Filter the listing and keep only the lines with the word "Enter".
# # # # # # #
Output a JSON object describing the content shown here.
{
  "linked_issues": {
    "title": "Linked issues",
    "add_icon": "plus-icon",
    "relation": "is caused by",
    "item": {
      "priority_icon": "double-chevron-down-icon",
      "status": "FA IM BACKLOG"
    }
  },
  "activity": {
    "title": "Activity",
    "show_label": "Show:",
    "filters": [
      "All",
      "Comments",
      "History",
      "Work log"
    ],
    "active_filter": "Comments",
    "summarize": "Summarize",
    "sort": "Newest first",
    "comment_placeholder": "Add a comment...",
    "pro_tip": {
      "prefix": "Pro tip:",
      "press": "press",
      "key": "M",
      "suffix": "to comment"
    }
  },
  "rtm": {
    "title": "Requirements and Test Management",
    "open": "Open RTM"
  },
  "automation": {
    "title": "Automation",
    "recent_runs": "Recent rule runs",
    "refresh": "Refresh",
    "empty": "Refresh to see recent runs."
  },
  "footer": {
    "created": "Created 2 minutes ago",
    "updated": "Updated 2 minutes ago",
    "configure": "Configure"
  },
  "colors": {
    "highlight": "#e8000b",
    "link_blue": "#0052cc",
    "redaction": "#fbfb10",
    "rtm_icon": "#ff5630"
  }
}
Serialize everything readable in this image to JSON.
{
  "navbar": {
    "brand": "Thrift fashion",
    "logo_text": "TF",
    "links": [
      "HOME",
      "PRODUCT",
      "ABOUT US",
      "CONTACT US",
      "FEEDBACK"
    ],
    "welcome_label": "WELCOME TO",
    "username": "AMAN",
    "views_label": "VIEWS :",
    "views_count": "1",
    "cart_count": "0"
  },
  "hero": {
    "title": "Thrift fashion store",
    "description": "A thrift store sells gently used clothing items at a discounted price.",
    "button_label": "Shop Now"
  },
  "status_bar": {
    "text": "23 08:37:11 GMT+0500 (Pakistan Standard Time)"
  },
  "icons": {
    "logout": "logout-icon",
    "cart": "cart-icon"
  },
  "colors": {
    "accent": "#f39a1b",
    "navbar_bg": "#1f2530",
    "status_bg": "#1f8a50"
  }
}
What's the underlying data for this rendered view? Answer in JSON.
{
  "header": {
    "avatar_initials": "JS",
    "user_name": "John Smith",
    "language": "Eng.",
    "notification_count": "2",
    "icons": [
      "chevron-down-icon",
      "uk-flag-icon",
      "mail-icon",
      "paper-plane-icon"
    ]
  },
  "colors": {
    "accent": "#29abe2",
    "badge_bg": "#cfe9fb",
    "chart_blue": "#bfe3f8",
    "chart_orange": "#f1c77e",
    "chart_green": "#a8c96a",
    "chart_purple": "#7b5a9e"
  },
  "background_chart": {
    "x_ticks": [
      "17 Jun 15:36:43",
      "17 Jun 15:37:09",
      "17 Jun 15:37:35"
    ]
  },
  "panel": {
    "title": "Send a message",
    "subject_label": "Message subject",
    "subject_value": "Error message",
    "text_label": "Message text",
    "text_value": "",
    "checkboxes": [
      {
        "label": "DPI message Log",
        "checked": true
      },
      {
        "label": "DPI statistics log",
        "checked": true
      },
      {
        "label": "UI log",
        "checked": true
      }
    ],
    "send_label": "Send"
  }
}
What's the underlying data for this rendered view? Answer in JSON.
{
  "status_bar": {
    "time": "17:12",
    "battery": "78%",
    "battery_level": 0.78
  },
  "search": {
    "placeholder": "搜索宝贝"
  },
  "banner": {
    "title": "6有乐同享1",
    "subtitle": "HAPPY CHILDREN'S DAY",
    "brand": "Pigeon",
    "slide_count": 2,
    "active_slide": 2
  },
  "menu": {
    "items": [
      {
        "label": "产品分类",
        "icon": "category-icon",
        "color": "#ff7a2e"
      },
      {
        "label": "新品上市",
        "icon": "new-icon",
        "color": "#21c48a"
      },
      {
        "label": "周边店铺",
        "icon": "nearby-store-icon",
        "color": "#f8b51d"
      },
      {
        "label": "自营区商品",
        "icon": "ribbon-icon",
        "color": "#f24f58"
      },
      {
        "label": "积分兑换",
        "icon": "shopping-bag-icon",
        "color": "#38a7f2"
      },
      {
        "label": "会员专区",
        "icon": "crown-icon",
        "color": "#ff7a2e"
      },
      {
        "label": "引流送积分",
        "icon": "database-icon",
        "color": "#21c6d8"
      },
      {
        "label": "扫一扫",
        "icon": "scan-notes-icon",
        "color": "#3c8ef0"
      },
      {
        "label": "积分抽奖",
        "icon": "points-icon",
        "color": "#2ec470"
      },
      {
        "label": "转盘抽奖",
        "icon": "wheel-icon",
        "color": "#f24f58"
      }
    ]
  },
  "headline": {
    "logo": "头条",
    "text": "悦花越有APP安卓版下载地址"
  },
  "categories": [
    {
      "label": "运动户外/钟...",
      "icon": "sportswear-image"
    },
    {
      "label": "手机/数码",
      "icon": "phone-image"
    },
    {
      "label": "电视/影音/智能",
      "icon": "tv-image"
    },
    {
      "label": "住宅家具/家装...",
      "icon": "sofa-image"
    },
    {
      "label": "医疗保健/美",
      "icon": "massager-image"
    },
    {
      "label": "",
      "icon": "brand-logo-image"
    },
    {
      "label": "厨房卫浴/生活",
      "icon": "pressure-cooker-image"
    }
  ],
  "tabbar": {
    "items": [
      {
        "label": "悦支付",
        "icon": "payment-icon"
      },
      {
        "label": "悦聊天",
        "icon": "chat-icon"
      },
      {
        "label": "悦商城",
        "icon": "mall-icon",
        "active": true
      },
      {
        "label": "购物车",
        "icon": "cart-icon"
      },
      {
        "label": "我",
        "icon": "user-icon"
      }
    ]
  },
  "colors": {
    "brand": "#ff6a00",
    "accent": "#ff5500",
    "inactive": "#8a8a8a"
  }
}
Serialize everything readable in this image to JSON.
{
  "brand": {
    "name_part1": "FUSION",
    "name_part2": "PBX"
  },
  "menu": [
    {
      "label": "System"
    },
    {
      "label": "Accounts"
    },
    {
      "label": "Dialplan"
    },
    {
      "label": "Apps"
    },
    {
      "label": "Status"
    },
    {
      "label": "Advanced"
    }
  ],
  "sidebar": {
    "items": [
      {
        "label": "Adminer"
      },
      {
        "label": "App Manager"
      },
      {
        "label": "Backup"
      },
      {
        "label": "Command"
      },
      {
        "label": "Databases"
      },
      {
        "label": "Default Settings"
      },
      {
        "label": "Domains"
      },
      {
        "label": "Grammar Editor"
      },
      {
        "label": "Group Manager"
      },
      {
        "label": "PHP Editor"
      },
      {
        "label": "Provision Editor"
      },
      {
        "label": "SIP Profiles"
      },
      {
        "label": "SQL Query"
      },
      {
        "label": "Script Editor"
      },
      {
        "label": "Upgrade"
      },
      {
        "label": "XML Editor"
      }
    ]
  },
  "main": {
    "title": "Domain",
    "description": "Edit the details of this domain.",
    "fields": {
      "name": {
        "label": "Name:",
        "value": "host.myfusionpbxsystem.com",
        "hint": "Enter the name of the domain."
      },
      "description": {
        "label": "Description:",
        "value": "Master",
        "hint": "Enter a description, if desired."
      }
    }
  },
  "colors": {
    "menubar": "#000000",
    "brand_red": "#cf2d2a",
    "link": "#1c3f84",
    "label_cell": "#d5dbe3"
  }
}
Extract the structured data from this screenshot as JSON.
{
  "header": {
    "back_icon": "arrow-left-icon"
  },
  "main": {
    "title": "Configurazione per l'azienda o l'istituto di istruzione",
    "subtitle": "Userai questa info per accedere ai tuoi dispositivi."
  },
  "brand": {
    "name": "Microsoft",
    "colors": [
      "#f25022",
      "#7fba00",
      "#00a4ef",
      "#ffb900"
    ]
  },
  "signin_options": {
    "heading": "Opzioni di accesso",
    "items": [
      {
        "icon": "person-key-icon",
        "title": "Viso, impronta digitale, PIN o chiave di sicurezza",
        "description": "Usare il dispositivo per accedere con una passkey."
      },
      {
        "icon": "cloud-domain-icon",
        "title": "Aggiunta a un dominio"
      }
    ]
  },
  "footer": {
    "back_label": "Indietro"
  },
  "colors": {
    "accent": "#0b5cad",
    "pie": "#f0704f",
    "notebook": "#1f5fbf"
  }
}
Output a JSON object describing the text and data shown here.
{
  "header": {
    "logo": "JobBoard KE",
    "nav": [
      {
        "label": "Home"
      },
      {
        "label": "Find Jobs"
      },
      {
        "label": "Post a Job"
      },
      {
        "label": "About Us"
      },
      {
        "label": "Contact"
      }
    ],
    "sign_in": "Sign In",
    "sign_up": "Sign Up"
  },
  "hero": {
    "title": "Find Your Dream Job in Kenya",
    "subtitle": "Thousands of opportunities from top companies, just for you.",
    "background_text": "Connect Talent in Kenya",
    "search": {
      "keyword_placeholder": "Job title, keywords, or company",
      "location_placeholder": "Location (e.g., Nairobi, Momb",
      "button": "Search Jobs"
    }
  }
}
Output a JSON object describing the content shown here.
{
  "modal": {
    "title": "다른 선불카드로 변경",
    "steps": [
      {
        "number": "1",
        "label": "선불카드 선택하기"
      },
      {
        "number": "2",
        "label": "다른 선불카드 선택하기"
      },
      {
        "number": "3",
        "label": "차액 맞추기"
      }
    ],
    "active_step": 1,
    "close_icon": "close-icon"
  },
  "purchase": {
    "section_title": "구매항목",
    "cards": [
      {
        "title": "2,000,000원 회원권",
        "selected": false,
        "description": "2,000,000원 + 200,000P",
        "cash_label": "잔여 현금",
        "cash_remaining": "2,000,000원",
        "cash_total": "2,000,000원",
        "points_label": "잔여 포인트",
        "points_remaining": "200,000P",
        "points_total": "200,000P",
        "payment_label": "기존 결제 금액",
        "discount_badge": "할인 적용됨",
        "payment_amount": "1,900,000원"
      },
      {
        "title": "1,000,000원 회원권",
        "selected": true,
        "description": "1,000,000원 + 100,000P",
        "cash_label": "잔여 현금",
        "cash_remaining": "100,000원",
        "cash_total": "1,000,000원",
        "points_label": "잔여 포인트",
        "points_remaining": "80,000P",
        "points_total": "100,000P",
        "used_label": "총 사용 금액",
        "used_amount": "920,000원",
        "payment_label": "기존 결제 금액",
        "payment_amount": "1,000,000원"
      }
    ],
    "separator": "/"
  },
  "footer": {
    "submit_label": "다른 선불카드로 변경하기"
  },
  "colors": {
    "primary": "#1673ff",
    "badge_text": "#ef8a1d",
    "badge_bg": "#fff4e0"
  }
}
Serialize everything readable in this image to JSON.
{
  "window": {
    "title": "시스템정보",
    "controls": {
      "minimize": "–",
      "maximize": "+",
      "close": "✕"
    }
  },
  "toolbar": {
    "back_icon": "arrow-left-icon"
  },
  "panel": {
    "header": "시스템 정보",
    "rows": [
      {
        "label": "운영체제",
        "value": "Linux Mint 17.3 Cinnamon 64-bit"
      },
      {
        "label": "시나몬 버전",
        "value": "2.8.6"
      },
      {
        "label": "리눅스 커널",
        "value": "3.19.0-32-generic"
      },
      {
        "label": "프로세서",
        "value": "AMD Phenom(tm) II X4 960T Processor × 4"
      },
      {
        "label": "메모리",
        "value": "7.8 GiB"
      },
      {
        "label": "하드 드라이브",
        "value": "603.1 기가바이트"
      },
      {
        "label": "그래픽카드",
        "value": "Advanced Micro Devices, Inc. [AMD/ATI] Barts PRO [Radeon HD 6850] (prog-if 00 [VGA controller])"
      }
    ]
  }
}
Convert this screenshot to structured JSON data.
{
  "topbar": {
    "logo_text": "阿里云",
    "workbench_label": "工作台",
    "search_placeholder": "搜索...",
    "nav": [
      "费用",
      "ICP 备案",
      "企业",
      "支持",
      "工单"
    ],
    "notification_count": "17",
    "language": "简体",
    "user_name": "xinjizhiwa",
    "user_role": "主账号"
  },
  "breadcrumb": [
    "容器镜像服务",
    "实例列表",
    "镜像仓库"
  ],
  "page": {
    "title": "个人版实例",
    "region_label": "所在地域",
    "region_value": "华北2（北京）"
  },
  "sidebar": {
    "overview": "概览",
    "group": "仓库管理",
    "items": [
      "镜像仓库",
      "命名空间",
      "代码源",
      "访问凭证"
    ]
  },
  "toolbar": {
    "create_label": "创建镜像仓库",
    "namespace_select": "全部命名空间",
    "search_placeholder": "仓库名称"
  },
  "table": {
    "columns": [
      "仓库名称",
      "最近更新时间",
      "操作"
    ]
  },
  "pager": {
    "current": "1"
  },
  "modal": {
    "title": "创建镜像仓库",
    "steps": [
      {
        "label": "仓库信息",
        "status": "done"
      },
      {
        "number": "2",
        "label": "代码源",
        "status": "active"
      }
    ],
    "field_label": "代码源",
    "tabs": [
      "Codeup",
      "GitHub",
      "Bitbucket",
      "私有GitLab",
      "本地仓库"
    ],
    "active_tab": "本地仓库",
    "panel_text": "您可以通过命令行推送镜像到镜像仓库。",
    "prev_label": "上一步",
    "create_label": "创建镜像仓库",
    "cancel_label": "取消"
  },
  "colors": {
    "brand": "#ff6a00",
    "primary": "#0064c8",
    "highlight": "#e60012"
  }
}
# # # # # # #
**Solution**
        "hint": "Enter the name of the domain."
        "hint": "Enter a description, if desired."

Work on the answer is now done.